◆ THE REQUEST
The records below are to be copied word for word, with every picture left out.

◆ Extracts from a graphics dataset

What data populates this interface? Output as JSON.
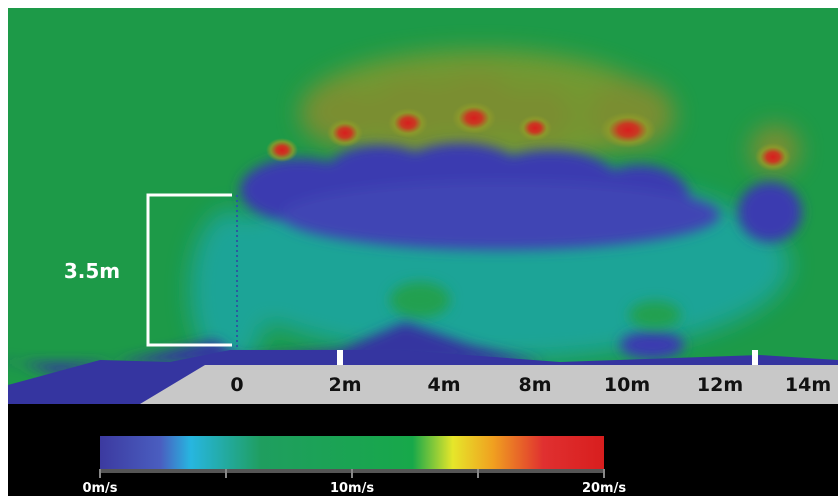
{
  "chart_data": {
    "type": "heatmap",
    "title": "",
    "colorscale": {
      "min": 0,
      "mid": 10,
      "max": 20,
      "unit": "m/s",
      "colors": [
        "#3c3aa0",
        "#4a5ec0",
        "#27b6e0",
        "#1f9e5f",
        "#17a84a",
        "#e6e62a",
        "#f0a020",
        "#e03030",
        "#d81e1e"
      ],
      "labels": [
        "0m/s",
        "10m/s",
        "20m/s"
      ]
    },
    "field_colors": {
      "background": "#1d9a48",
      "high": "#c81e1e",
      "mid": "#8f9a2a",
      "low": "#3a3ab0",
      "transition": "#1fa6a0",
      "ground": "#c8c8c8",
      "ground_dark": "#3535a0"
    },
    "x_axis": {
      "ticks": [
        "0",
        "2m",
        "4m",
        "8m",
        "10m",
        "12m",
        "14m"
      ]
    },
    "annotations": [
      {
        "text": "3.5m",
        "type": "height-bracket"
      }
    ]
  }
}
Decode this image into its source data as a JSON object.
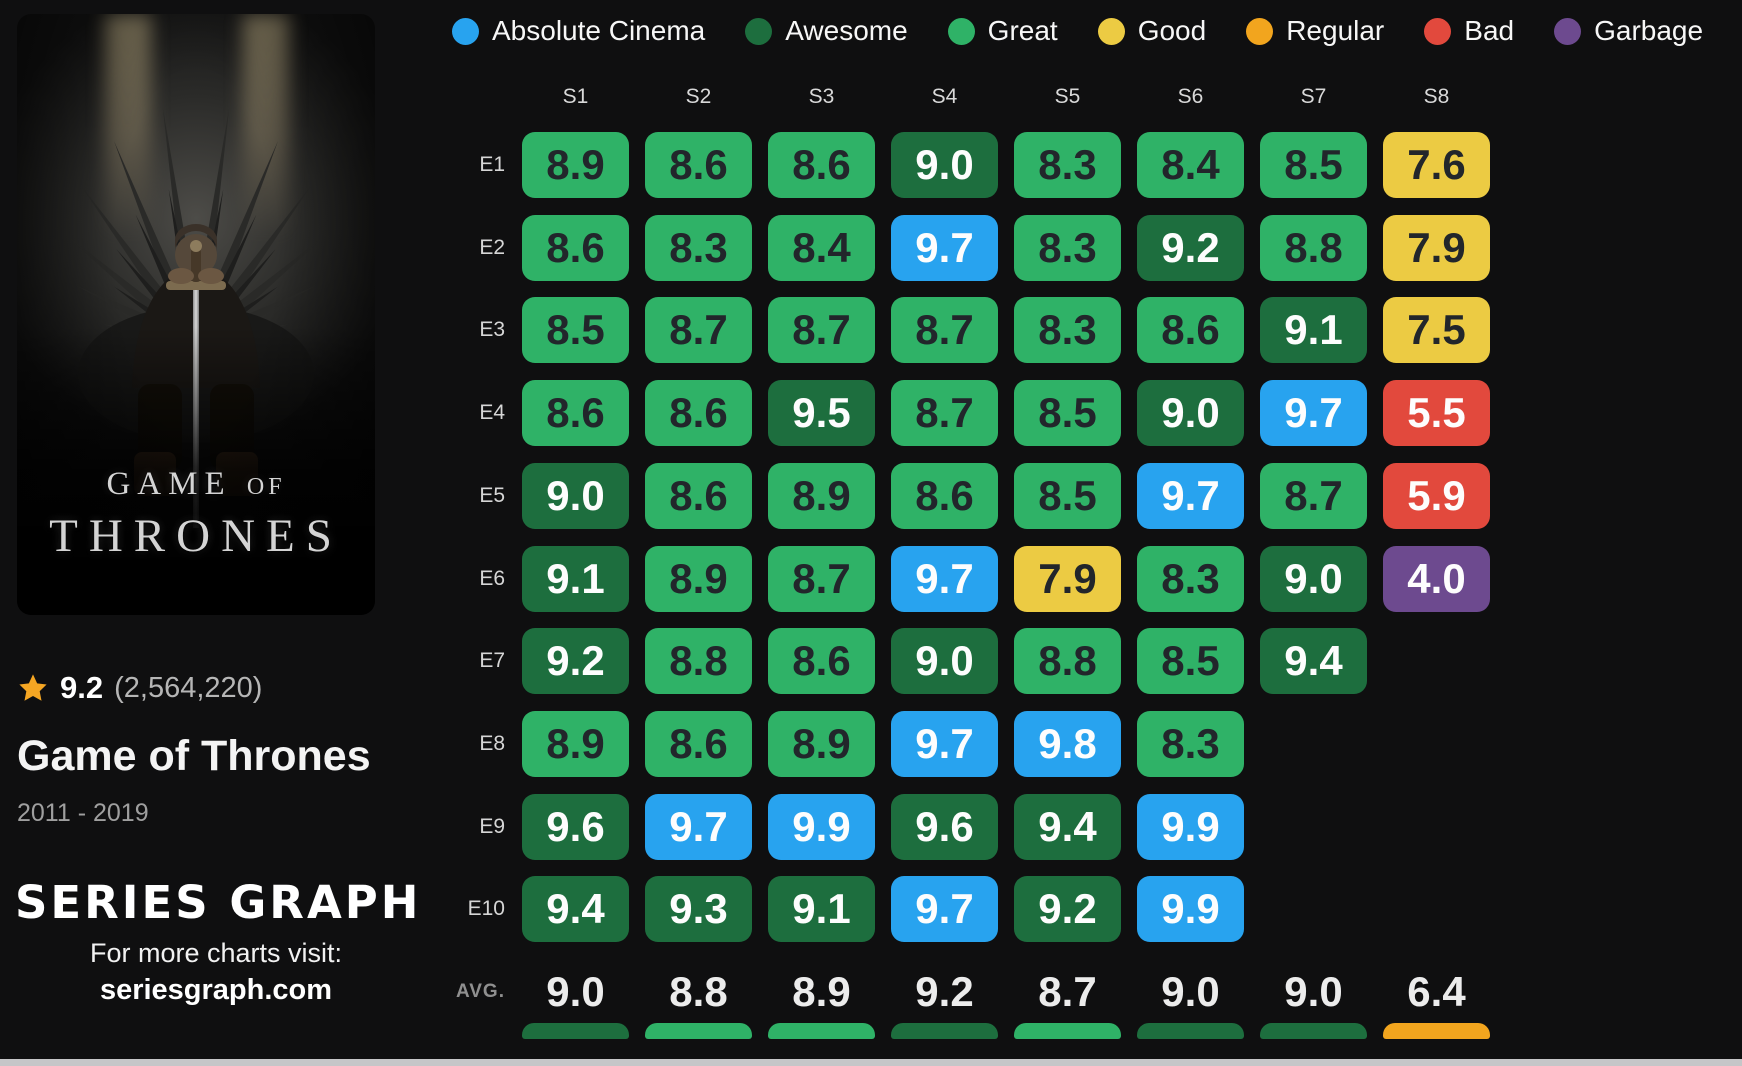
{
  "colors": {
    "absolute_cinema": "#28a3ef",
    "awesome": "#1d6e3e",
    "great": "#2fb267",
    "good": "#eccb43",
    "regular": "#f2a51e",
    "bad": "#e2493d",
    "garbage": "#6d4a8f",
    "star": "#f5a623"
  },
  "sidebar": {
    "poster": {
      "title_line1": "GAME",
      "title_line1_small": "OF",
      "title_line2": "THRONES"
    },
    "rating": {
      "score": "9.2",
      "votes": "(2,564,220)"
    },
    "title": "Game of Thrones",
    "years": "2011 - 2019",
    "logo": "SERIES GRAPH",
    "visit_text": "For more charts visit:",
    "url": "seriesgraph.com"
  },
  "chart_data": {
    "type": "heatmap",
    "title": "Game of Thrones episode ratings by season",
    "columns": [
      "S1",
      "S2",
      "S3",
      "S4",
      "S5",
      "S6",
      "S7",
      "S8"
    ],
    "rows": [
      "E1",
      "E2",
      "E3",
      "E4",
      "E5",
      "E6",
      "E7",
      "E8",
      "E9",
      "E10"
    ],
    "values": [
      [
        "8.9",
        "8.6",
        "8.6",
        "9.0",
        "8.3",
        "8.4",
        "8.5",
        "7.6"
      ],
      [
        "8.6",
        "8.3",
        "8.4",
        "9.7",
        "8.3",
        "9.2",
        "8.8",
        "7.9"
      ],
      [
        "8.5",
        "8.7",
        "8.7",
        "8.7",
        "8.3",
        "8.6",
        "9.1",
        "7.5"
      ],
      [
        "8.6",
        "8.6",
        "9.5",
        "8.7",
        "8.5",
        "9.0",
        "9.7",
        "5.5"
      ],
      [
        "9.0",
        "8.6",
        "8.9",
        "8.6",
        "8.5",
        "9.7",
        "8.7",
        "5.9"
      ],
      [
        "9.1",
        "8.9",
        "8.7",
        "9.7",
        "7.9",
        "8.3",
        "9.0",
        "4.0"
      ],
      [
        "9.2",
        "8.8",
        "8.6",
        "9.0",
        "8.8",
        "8.5",
        "9.4"
      ],
      [
        "8.9",
        "8.6",
        "8.9",
        "9.7",
        "9.8",
        "8.3"
      ],
      [
        "9.6",
        "9.7",
        "9.9",
        "9.6",
        "9.4",
        "9.9"
      ],
      [
        "9.4",
        "9.3",
        "9.1",
        "9.7",
        "9.2",
        "9.9"
      ]
    ],
    "avg_label": "AVG.",
    "averages": [
      "9.0",
      "8.8",
      "8.9",
      "9.2",
      "8.7",
      "9.0",
      "9.0",
      "6.4"
    ],
    "legend": [
      {
        "label": "Absolute Cinema",
        "key": "absolute_cinema"
      },
      {
        "label": "Awesome",
        "key": "awesome"
      },
      {
        "label": "Great",
        "key": "great"
      },
      {
        "label": "Good",
        "key": "good"
      },
      {
        "label": "Regular",
        "key": "regular"
      },
      {
        "label": "Bad",
        "key": "bad"
      },
      {
        "label": "Garbage",
        "key": "garbage"
      }
    ],
    "category_rule": "value>=9.7 absolute_cinema; >=9.0 awesome; >=8.0 great; >=7.0 good; >=6.0 regular; >=5.0 bad; else garbage",
    "legend_position": "top"
  }
}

◆ RESULT FOR THIS TASK
What data populates this interface? Output as JSON.
{
  "chart_data": {
    "type": "heatmap",
    "title": "",
    "colorscale": {
      "min": 0,
      "mid": 10,
      "max": 20,
      "unit": "m/s",
      "colors": [
        "#3c3aa0",
        "#4a5ec0",
        "#27b6e0",
        "#1f9e5f",
        "#17a84a",
        "#e6e62a",
        "#f0a020",
        "#e03030",
        "#d81e1e"
      ],
      "labels": [
        "0m/s",
        "10m/s",
        "20m/s"
      ]
    },
    "field_colors": {
      "background": "#1d9a48",
      "high": "#c81e1e",
      "mid": "#8f9a2a",
      "low": "#3a3ab0",
      "transition": "#1fa6a0",
      "ground": "#c8c8c8",
      "ground_dark": "#3535a0"
    },
    "x_axis": {
      "ticks": [
        "0",
        "2m",
        "4m",
        "8m",
        "10m",
        "12m",
        "14m"
      ]
    },
    "annotations": [
      {
        "text": "3.5m",
        "type": "height-bracket"
      }
    ]
  }
}
Decode this image into its source data as a JSON object.
{
  "colors": {
    "absolute_cinema": "#28a3ef",
    "awesome": "#1d6e3e",
    "great": "#2fb267",
    "good": "#eccb43",
    "regular": "#f2a51e",
    "bad": "#e2493d",
    "garbage": "#6d4a8f",
    "star": "#f5a623"
  },
  "sidebar": {
    "poster": {
      "title_line1": "GAME",
      "title_line1_small": "OF",
      "title_line2": "THRONES"
    },
    "rating": {
      "score": "9.2",
      "votes": "(2,564,220)"
    },
    "title": "Game of Thrones",
    "years": "2011 - 2019",
    "logo": "SERIES GRAPH",
    "visit_text": "For more charts visit:",
    "url": "seriesgraph.com"
  },
  "chart_data": {
    "type": "heatmap",
    "title": "Game of Thrones episode ratings by season",
    "columns": [
      "S1",
      "S2",
      "S3",
      "S4",
      "S5",
      "S6",
      "S7",
      "S8"
    ],
    "rows": [
      "E1",
      "E2",
      "E3",
      "E4",
      "E5",
      "E6",
      "E7",
      "E8",
      "E9",
      "E10"
    ],
    "values": [
      [
        "8.9",
        "8.6",
        "8.6",
        "9.0",
        "8.3",
        "8.4",
        "8.5",
        "7.6"
      ],
      [
        "8.6",
        "8.3",
        "8.4",
        "9.7",
        "8.3",
        "9.2",
        "8.8",
        "7.9"
      ],
      [
        "8.5",
        "8.7",
        "8.7",
        "8.7",
        "8.3",
        "8.6",
        "9.1",
        "7.5"
      ],
      [
        "8.6",
        "8.6",
        "9.5",
        "8.7",
        "8.5",
        "9.0",
        "9.7",
        "5.5"
      ],
      [
        "9.0",
        "8.6",
        "8.9",
        "8.6",
        "8.5",
        "9.7",
        "8.7",
        "5.9"
      ],
      [
        "9.1",
        "8.9",
        "8.7",
        "9.7",
        "7.9",
        "8.3",
        "9.0",
        "4.0"
      ],
      [
        "9.2",
        "8.8",
        "8.6",
        "9.0",
        "8.8",
        "8.5",
        "9.4"
      ],
      [
        "8.9",
        "8.6",
        "8.9",
        "9.7",
        "9.8",
        "8.3"
      ],
      [
        "9.6",
        "9.7",
        "9.9",
        "9.6",
        "9.4",
        "9.9"
      ],
      [
        "9.4",
        "9.3",
        "9.1",
        "9.7",
        "9.2",
        "9.9"
      ]
    ],
    "avg_label": "AVG.",
    "averages": [
      "9.0",
      "8.8",
      "8.9",
      "9.2",
      "8.7",
      "9.0",
      "9.0",
      "6.4"
    ],
    "legend": [
      {
        "label": "Absolute Cinema",
        "key": "absolute_cinema"
      },
      {
        "label": "Awesome",
        "key": "awesome"
      },
      {
        "label": "Great",
        "key": "great"
      },
      {
        "label": "Good",
        "key": "good"
      },
      {
        "label": "Regular",
        "key": "regular"
      },
      {
        "label": "Bad",
        "key": "bad"
      },
      {
        "label": "Garbage",
        "key": "garbage"
      }
    ],
    "category_rule": "value>=9.7 absolute_cinema; >=9.0 awesome; >=8.0 great; >=7.0 good; >=6.0 regular; >=5.0 bad; else garbage",
    "legend_position": "top"
  }
}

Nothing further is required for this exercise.